## STATED PROBLEM
Your task is to repeat the lines below exactly, excluding any pictures they contain.

Records from a data source:
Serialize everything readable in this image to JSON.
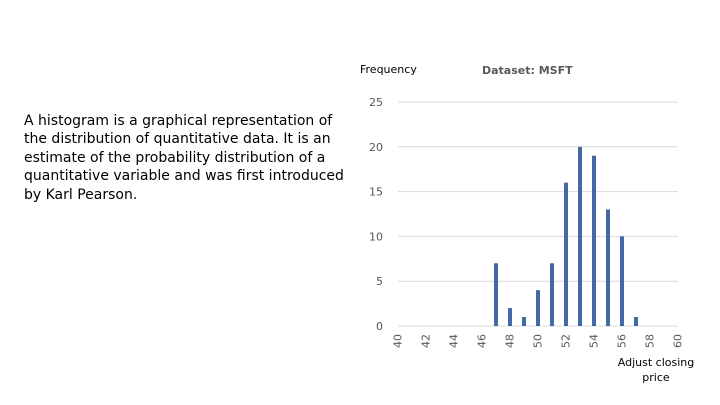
{
  "slide": {
    "body_text": "A histogram is a graphical representation of the distribution of quantitative data. It is an estimate of the probability distribution of a quantitative variable and was first introduced by Karl Pearson."
  },
  "chart_data": {
    "type": "bar",
    "title": "Dataset: MSFT",
    "ylabel": "Frequency",
    "xlabel": [
      "Adjust closing",
      "price"
    ],
    "x": [
      47,
      48,
      49,
      50,
      51,
      52,
      53,
      54,
      55,
      56,
      57
    ],
    "values": [
      7,
      2,
      1,
      4,
      7,
      16,
      20,
      19,
      13,
      10,
      1
    ],
    "xlim": [
      40,
      60
    ],
    "ylim": [
      0,
      25
    ],
    "x_ticks": [
      "40",
      "42",
      "44",
      "46",
      "48",
      "50",
      "52",
      "54",
      "56",
      "58",
      "60"
    ],
    "y_ticks": [
      "0",
      "5",
      "10",
      "15",
      "20",
      "25"
    ],
    "grid": true,
    "bar_color": "#4467A6",
    "grid_color": "#D9D9D9"
  }
}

## ANSWER
Serialize everything readable in this image to JSON.
{
  "slide": {
    "body_text": "A histogram is a graphical representation of the distribution of quantitative data. It is an estimate of the probability distribution of a quantitative variable and was first introduced by Karl Pearson."
  },
  "chart_data": {
    "type": "bar",
    "title": "Dataset: MSFT",
    "ylabel": "Frequency",
    "xlabel": [
      "Adjust closing",
      "price"
    ],
    "x": [
      47,
      48,
      49,
      50,
      51,
      52,
      53,
      54,
      55,
      56,
      57
    ],
    "values": [
      7,
      2,
      1,
      4,
      7,
      16,
      20,
      19,
      13,
      10,
      1
    ],
    "xlim": [
      40,
      60
    ],
    "ylim": [
      0,
      25
    ],
    "x_ticks": [
      "40",
      "42",
      "44",
      "46",
      "48",
      "50",
      "52",
      "54",
      "56",
      "58",
      "60"
    ],
    "y_ticks": [
      "0",
      "5",
      "10",
      "15",
      "20",
      "25"
    ],
    "grid": true,
    "bar_color": "#4467A6",
    "grid_color": "#D9D9D9"
  }
}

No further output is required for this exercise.